[begin Provided data]

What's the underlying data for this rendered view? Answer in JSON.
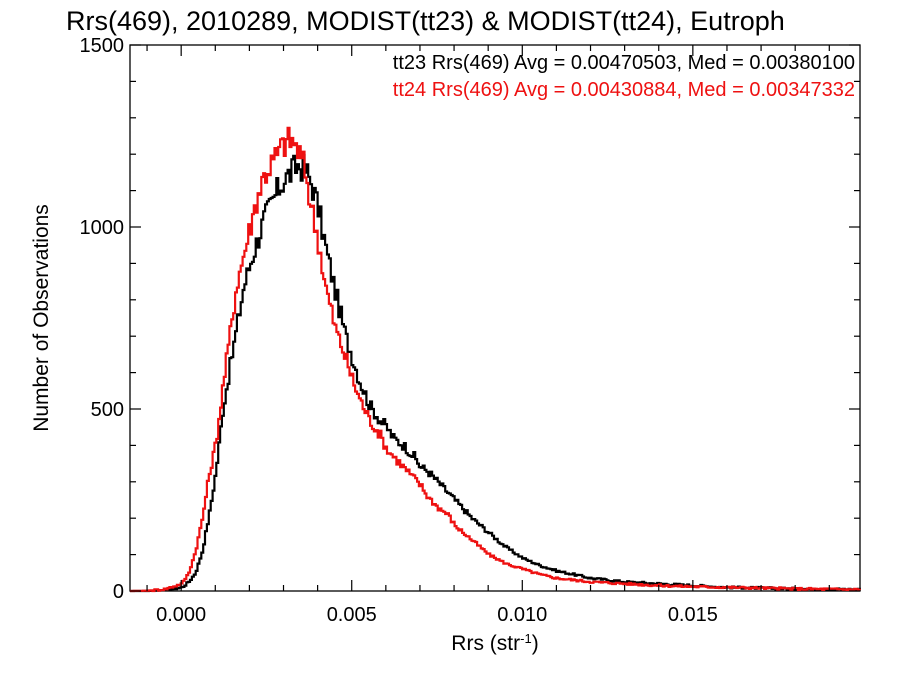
{
  "chart_data": {
    "type": "line",
    "title": "Rrs(469), 2010289, MODIST(tt23) & MODIST(tt24), Eutroph",
    "xlabel": "Rrs (str",
    "xlabel_sup": "-1",
    "xlabel_end": ")",
    "ylabel": "Number of Observations",
    "xlim": [
      -0.0015,
      0.0199
    ],
    "ylim": [
      0,
      1500
    ],
    "xticks": [
      0.0,
      0.005,
      0.01,
      0.015
    ],
    "xtick_labels": [
      "0.000",
      "0.005",
      "0.010",
      "0.015"
    ],
    "yticks": [
      0,
      500,
      1000,
      1500
    ],
    "ytick_labels": [
      "0",
      "500",
      "1000",
      "1500"
    ],
    "grid": false,
    "legend_placement": "top-right",
    "series": [
      {
        "name": "tt23",
        "color": "#000000",
        "legend_text": "tt23 Rrs(469) Avg = 0.00470503, Med = 0.00380100",
        "x": [
          -0.0015,
          -0.001,
          -0.0005,
          0.0,
          0.0002,
          0.0004,
          0.0006,
          0.0008,
          0.001,
          0.0012,
          0.0014,
          0.0016,
          0.0018,
          0.002,
          0.0022,
          0.0024,
          0.0026,
          0.0028,
          0.003,
          0.0032,
          0.0034,
          0.0036,
          0.0038,
          0.004,
          0.0042,
          0.0045,
          0.0048,
          0.005,
          0.0052,
          0.0055,
          0.0058,
          0.006,
          0.0062,
          0.0065,
          0.0068,
          0.007,
          0.0072,
          0.0075,
          0.0078,
          0.008,
          0.0085,
          0.009,
          0.0095,
          0.01,
          0.0105,
          0.011,
          0.0115,
          0.012,
          0.013,
          0.014,
          0.015,
          0.016,
          0.017,
          0.018,
          0.019,
          0.0199
        ],
        "y": [
          0,
          0,
          2,
          10,
          25,
          50,
          110,
          210,
          330,
          500,
          610,
          720,
          830,
          900,
          960,
          1020,
          1060,
          1100,
          1130,
          1150,
          1170,
          1160,
          1120,
          1050,
          950,
          820,
          700,
          640,
          580,
          510,
          470,
          450,
          420,
          400,
          370,
          340,
          330,
          300,
          270,
          250,
          200,
          160,
          120,
          90,
          70,
          55,
          45,
          35,
          25,
          20,
          15,
          10,
          8,
          6,
          5,
          4
        ]
      },
      {
        "name": "tt24",
        "color": "#ee1111",
        "legend_text": "tt24 Rrs(469) Avg = 0.00430884, Med = 0.00347332",
        "x": [
          -0.0015,
          -0.001,
          -0.0005,
          0.0,
          0.0002,
          0.0004,
          0.0006,
          0.0008,
          0.001,
          0.0012,
          0.0014,
          0.0016,
          0.0018,
          0.002,
          0.0022,
          0.0024,
          0.0026,
          0.0028,
          0.003,
          0.0032,
          0.0034,
          0.0036,
          0.0038,
          0.004,
          0.0042,
          0.0045,
          0.0048,
          0.005,
          0.0052,
          0.0055,
          0.0058,
          0.006,
          0.0062,
          0.0065,
          0.0068,
          0.007,
          0.0072,
          0.0075,
          0.0078,
          0.008,
          0.0085,
          0.009,
          0.0095,
          0.01,
          0.0105,
          0.011,
          0.0115,
          0.012,
          0.013,
          0.014,
          0.015,
          0.016,
          0.017,
          0.018,
          0.019,
          0.0199
        ],
        "y": [
          0,
          1,
          5,
          20,
          50,
          110,
          200,
          320,
          410,
          560,
          700,
          840,
          920,
          1000,
          1080,
          1140,
          1170,
          1200,
          1230,
          1240,
          1210,
          1160,
          1050,
          960,
          840,
          720,
          640,
          580,
          530,
          470,
          430,
          390,
          370,
          340,
          310,
          290,
          260,
          230,
          210,
          180,
          140,
          100,
          75,
          60,
          45,
          35,
          30,
          25,
          20,
          15,
          12,
          10,
          8,
          6,
          5,
          4
        ]
      }
    ]
  }
}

[end Provided data]

What to work on
Leave the pictures out, and transcribe each of the records exactly.

Reply to the exercise
What's the underlying data for this rendered view? Answer in JSON.
{
  "chart_data": {
    "type": "line",
    "title": "Rrs(469), 2010289, MODIST(tt23) & MODIST(tt24), Eutroph",
    "xlabel": "Rrs (str",
    "xlabel_sup": "-1",
    "xlabel_end": ")",
    "ylabel": "Number of Observations",
    "xlim": [
      -0.0015,
      0.0199
    ],
    "ylim": [
      0,
      1500
    ],
    "xticks": [
      0.0,
      0.005,
      0.01,
      0.015
    ],
    "xtick_labels": [
      "0.000",
      "0.005",
      "0.010",
      "0.015"
    ],
    "yticks": [
      0,
      500,
      1000,
      1500
    ],
    "ytick_labels": [
      "0",
      "500",
      "1000",
      "1500"
    ],
    "grid": false,
    "legend_placement": "top-right",
    "series": [
      {
        "name": "tt23",
        "color": "#000000",
        "legend_text": "tt23 Rrs(469) Avg = 0.00470503, Med = 0.00380100",
        "x": [
          -0.0015,
          -0.001,
          -0.0005,
          0.0,
          0.0002,
          0.0004,
          0.0006,
          0.0008,
          0.001,
          0.0012,
          0.0014,
          0.0016,
          0.0018,
          0.002,
          0.0022,
          0.0024,
          0.0026,
          0.0028,
          0.003,
          0.0032,
          0.0034,
          0.0036,
          0.0038,
          0.004,
          0.0042,
          0.0045,
          0.0048,
          0.005,
          0.0052,
          0.0055,
          0.0058,
          0.006,
          0.0062,
          0.0065,
          0.0068,
          0.007,
          0.0072,
          0.0075,
          0.0078,
          0.008,
          0.0085,
          0.009,
          0.0095,
          0.01,
          0.0105,
          0.011,
          0.0115,
          0.012,
          0.013,
          0.014,
          0.015,
          0.016,
          0.017,
          0.018,
          0.019,
          0.0199
        ],
        "y": [
          0,
          0,
          2,
          10,
          25,
          50,
          110,
          210,
          330,
          500,
          610,
          720,
          830,
          900,
          960,
          1020,
          1060,
          1100,
          1130,
          1150,
          1170,
          1160,
          1120,
          1050,
          950,
          820,
          700,
          640,
          580,
          510,
          470,
          450,
          420,
          400,
          370,
          340,
          330,
          300,
          270,
          250,
          200,
          160,
          120,
          90,
          70,
          55,
          45,
          35,
          25,
          20,
          15,
          10,
          8,
          6,
          5,
          4
        ]
      },
      {
        "name": "tt24",
        "color": "#ee1111",
        "legend_text": "tt24 Rrs(469) Avg = 0.00430884, Med = 0.00347332",
        "x": [
          -0.0015,
          -0.001,
          -0.0005,
          0.0,
          0.0002,
          0.0004,
          0.0006,
          0.0008,
          0.001,
          0.0012,
          0.0014,
          0.0016,
          0.0018,
          0.002,
          0.0022,
          0.0024,
          0.0026,
          0.0028,
          0.003,
          0.0032,
          0.0034,
          0.0036,
          0.0038,
          0.004,
          0.0042,
          0.0045,
          0.0048,
          0.005,
          0.0052,
          0.0055,
          0.0058,
          0.006,
          0.0062,
          0.0065,
          0.0068,
          0.007,
          0.0072,
          0.0075,
          0.0078,
          0.008,
          0.0085,
          0.009,
          0.0095,
          0.01,
          0.0105,
          0.011,
          0.0115,
          0.012,
          0.013,
          0.014,
          0.015,
          0.016,
          0.017,
          0.018,
          0.019,
          0.0199
        ],
        "y": [
          0,
          1,
          5,
          20,
          50,
          110,
          200,
          320,
          410,
          560,
          700,
          840,
          920,
          1000,
          1080,
          1140,
          1170,
          1200,
          1230,
          1240,
          1210,
          1160,
          1050,
          960,
          840,
          720,
          640,
          580,
          530,
          470,
          430,
          390,
          370,
          340,
          310,
          290,
          260,
          230,
          210,
          180,
          140,
          100,
          75,
          60,
          45,
          35,
          30,
          25,
          20,
          15,
          12,
          10,
          8,
          6,
          5,
          4
        ]
      }
    ]
  }
}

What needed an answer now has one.